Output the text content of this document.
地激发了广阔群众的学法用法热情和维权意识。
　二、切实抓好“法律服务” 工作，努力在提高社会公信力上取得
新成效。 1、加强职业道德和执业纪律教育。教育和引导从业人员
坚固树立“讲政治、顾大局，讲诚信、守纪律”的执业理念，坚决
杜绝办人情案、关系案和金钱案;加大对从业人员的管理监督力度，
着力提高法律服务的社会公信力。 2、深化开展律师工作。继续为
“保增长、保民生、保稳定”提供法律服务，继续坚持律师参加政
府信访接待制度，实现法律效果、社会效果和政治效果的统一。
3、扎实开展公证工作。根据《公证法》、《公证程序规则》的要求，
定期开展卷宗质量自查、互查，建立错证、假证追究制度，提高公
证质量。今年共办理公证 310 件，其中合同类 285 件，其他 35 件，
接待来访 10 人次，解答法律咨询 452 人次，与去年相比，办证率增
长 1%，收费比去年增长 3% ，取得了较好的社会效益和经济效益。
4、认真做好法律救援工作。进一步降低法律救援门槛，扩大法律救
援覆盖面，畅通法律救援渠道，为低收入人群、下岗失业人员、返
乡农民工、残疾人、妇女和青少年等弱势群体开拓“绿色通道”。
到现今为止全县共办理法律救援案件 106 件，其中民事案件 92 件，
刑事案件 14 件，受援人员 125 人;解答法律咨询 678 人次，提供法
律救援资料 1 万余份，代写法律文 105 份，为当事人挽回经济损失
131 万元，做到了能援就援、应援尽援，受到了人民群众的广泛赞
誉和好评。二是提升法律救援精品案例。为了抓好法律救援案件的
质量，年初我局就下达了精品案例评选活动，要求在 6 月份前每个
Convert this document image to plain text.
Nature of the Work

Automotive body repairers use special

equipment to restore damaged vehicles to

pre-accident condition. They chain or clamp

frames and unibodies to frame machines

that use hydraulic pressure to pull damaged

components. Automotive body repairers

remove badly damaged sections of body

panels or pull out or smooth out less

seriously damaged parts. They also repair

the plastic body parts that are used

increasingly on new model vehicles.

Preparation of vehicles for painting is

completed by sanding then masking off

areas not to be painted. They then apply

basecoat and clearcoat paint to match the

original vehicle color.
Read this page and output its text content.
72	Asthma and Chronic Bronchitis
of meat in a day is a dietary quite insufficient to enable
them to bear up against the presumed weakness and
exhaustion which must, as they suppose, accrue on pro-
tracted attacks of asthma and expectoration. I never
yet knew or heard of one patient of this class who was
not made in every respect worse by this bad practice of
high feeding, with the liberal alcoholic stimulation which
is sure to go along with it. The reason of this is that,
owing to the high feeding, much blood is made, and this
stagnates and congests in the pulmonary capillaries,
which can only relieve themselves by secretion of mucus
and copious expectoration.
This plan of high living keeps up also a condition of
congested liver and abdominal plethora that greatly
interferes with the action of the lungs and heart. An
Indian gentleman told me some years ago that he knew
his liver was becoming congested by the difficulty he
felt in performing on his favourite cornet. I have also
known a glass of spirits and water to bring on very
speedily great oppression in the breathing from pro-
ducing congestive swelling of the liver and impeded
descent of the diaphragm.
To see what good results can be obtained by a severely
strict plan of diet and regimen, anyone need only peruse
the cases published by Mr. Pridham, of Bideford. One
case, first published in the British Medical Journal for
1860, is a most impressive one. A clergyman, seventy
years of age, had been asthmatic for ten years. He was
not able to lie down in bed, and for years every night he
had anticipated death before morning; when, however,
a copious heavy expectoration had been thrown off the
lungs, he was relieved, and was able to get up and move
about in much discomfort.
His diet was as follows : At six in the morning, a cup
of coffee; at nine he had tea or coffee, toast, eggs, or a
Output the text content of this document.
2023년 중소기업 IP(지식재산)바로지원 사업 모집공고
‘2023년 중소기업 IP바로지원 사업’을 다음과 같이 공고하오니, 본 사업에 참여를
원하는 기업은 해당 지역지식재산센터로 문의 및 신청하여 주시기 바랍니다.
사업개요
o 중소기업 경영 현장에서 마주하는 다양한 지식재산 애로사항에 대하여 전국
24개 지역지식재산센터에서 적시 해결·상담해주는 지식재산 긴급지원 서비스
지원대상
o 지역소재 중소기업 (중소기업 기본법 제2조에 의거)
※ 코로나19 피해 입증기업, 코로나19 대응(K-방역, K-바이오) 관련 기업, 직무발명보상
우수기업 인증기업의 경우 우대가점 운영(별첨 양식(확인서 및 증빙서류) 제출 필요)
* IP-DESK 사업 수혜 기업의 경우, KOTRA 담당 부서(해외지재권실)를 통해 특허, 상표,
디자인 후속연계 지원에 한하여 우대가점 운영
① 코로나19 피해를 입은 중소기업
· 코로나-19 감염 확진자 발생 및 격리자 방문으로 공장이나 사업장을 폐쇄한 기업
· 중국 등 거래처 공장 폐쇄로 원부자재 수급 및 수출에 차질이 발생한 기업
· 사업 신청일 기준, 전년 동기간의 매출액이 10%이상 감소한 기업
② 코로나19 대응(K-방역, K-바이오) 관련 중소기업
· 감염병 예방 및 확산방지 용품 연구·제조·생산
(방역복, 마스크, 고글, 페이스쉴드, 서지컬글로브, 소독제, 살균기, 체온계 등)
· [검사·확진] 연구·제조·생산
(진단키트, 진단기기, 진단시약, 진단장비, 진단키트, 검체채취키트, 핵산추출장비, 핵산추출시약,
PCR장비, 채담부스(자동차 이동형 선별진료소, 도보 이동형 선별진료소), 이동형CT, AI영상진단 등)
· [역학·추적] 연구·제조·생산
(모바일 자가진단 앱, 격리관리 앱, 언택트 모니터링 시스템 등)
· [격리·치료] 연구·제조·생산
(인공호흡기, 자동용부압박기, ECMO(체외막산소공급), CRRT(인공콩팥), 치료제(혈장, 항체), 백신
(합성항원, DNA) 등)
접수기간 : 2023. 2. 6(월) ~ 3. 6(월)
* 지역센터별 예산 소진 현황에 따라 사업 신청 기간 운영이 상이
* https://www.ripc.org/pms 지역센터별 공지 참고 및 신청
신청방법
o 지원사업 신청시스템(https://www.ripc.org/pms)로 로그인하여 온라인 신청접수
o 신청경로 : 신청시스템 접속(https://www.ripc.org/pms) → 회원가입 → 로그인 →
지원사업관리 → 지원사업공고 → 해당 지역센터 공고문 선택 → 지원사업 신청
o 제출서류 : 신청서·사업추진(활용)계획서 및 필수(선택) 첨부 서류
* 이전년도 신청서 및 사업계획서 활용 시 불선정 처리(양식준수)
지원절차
____________
EXERCISE:
Type out the material again exactly as presented.

ANSWER TO THE EXERCISE:
Output the text content of this document.
地激发了广阔群众的学法用法热情和维权意识。
　二、切实抓好“法律服务” 工作，努力在提高社会公信力上取得
新成效。 1、加强职业道德和执业纪律教育。教育和引导从业人员
坚固树立“讲政治、顾大局，讲诚信、守纪律”的执业理念，坚决
杜绝办人情案、关系案和金钱案;加大对从业人员的管理监督力度，
着力提高法律服务的社会公信力。 2、深化开展律师工作。继续为
“保增长、保民生、保稳定”提供法律服务，继续坚持律师参加政
府信访接待制度，实现法律效果、社会效果和政治效果的统一。
3、扎实开展公证工作。根据《公证法》、《公证程序规则》的要求，
定期开展卷宗质量自查、互查，建立错证、假证追究制度，提高公
证质量。今年共办理公证 310 件，其中合同类 285 件，其他 35 件，
接待来访 10 人次，解答法律咨询 452 人次，与去年相比，办证率增
长 1%，收费比去年增长 3% ，取得了较好的社会效益和经济效益。
4、认真做好法律救援工作。进一步降低法律救援门槛，扩大法律救
援覆盖面，畅通法律救援渠道，为低收入人群、下岗失业人员、返
乡农民工、残疾人、妇女和青少年等弱势群体开拓“绿色通道”。
到现今为止全县共办理法律救援案件 106 件，其中民事案件 92 件，
刑事案件 14 件，受援人员 125 人;解答法律咨询 678 人次，提供法
律救援资料 1 万余份，代写法律文 105 份，为当事人挽回经济损失
131 万元，做到了能援就援、应援尽援，受到了人民群众的广泛赞
誉和好评。二是提升法律救援精品案例。为了抓好法律救援案件的
质量，年初我局就下达了精品案例评选活动，要求在 6 月份前每个
Convert this document image to plain text.
Nature of the Work

Automotive body repairers use special

equipment to restore damaged vehicles to

pre-accident condition. They chain or clamp

frames and unibodies to frame machines

that use hydraulic pressure to pull damaged

components. Automotive body repairers

remove badly damaged sections of body

panels or pull out or smooth out less

seriously damaged parts. They also repair

the plastic body parts that are used

increasingly on new model vehicles.

Preparation of vehicles for painting is

completed by sanding then masking off

areas not to be painted. They then apply

basecoat and clearcoat paint to match the

original vehicle color.
Read this page and output its text content.
72	Asthma and Chronic Bronchitis
of meat in a day is a dietary quite insufficient to enable
them to bear up against the presumed weakness and
exhaustion which must, as they suppose, accrue on pro-
tracted attacks of asthma and expectoration. I never
yet knew or heard of one patient of this class who was
not made in every respect worse by this bad practice of
high feeding, with the liberal alcoholic stimulation which
is sure to go along with it. The reason of this is that,
owing to the high feeding, much blood is made, and this
stagnates and congests in the pulmonary capillaries,
which can only relieve themselves by secretion of mucus
and copious expectoration.
This plan of high living keeps up also a condition of
congested liver and abdominal plethora that greatly
interferes with the action of the lungs and heart. An
Indian gentleman told me some years ago that he knew
his liver was becoming congested by the difficulty he
felt in performing on his favourite cornet. I have also
known a glass of spirits and water to bring on very
speedily great oppression in the breathing from pro-
ducing congestive swelling of the liver and impeded
descent of the diaphragm.
To see what good results can be obtained by a severely
strict plan of diet and regimen, anyone need only peruse
the cases published by Mr. Pridham, of Bideford. One
case, first published in the British Medical Journal for
1860, is a most impressive one. A clergyman, seventy
years of age, had been asthmatic for ten years. He was
not able to lie down in bed, and for years every night he
had anticipated death before morning; when, however,
a copious heavy expectoration had been thrown off the
lungs, he was relieved, and was able to get up and move
about in much discomfort.
His diet was as follows : At six in the morning, a cup
of coffee; at nine he had tea or coffee, toast, eggs, or a
Output the text content of this document.
2023년 중소기업 IP(지식재산)바로지원 사업 모집공고
‘2023년 중소기업 IP바로지원 사업’을 다음과 같이 공고하오니, 본 사업에 참여를
원하는 기업은 해당 지역지식재산센터로 문의 및 신청하여 주시기 바랍니다.
사업개요
o 중소기업 경영 현장에서 마주하는 다양한 지식재산 애로사항에 대하여 전국
24개 지역지식재산센터에서 적시 해결·상담해주는 지식재산 긴급지원 서비스
지원대상
o 지역소재 중소기업 (중소기업 기본법 제2조에 의거)
※ 코로나19 피해 입증기업, 코로나19 대응(K-방역, K-바이오) 관련 기업, 직무발명보상
우수기업 인증기업의 경우 우대가점 운영(별첨 양식(확인서 및 증빙서류) 제출 필요)
* IP-DESK 사업 수혜 기업의 경우, KOTRA 담당 부서(해외지재권실)를 통해 특허, 상표,
디자인 후속연계 지원에 한하여 우대가점 운영
① 코로나19 피해를 입은 중소기업
· 코로나-19 감염 확진자 발생 및 격리자 방문으로 공장이나 사업장을 폐쇄한 기업
· 중국 등 거래처 공장 폐쇄로 원부자재 수급 및 수출에 차질이 발생한 기업
· 사업 신청일 기준, 전년 동기간의 매출액이 10%이상 감소한 기업
② 코로나19 대응(K-방역, K-바이오) 관련 중소기업
· 감염병 예방 및 확산방지 용품 연구·제조·생산
(방역복, 마스크, 고글, 페이스쉴드, 서지컬글로브, 소독제, 살균기, 체온계 등)
· [검사·확진] 연구·제조·생산
(진단키트, 진단기기, 진단시약, 진단장비, 진단키트, 검체채취키트, 핵산추출장비, 핵산추출시약,
PCR장비, 채담부스(자동차 이동형 선별진료소, 도보 이동형 선별진료소), 이동형CT, AI영상진단 등)
· [역학·추적] 연구·제조·생산
(모바일 자가진단 앱, 격리관리 앱, 언택트 모니터링 시스템 등)
· [격리·치료] 연구·제조·생산
(인공호흡기, 자동용부압박기, ECMO(체외막산소공급), CRRT(인공콩팥), 치료제(혈장, 항체), 백신
(합성항원, DNA) 등)
접수기간 : 2023. 2. 6(월) ~ 3. 6(월)
* 지역센터별 예산 소진 현황에 따라 사업 신청 기간 운영이 상이
* https://www.ripc.org/pms 지역센터별 공지 참고 및 신청
신청방법
o 지원사업 신청시스템(https://www.ripc.org/pms)로 로그인하여 온라인 신청접수
o 신청경로 : 신청시스템 접속(https://www.ripc.org/pms) → 회원가입 → 로그인 →
지원사업관리 → 지원사업공고 → 해당 지역센터 공고문 선택 → 지원사업 신청
o 제출서류 : 신청서·사업추진(활용)계획서 및 필수(선택) 첨부 서류
* 이전년도 신청서 및 사업계획서 활용 시 불선정 처리(양식준수)
지원절차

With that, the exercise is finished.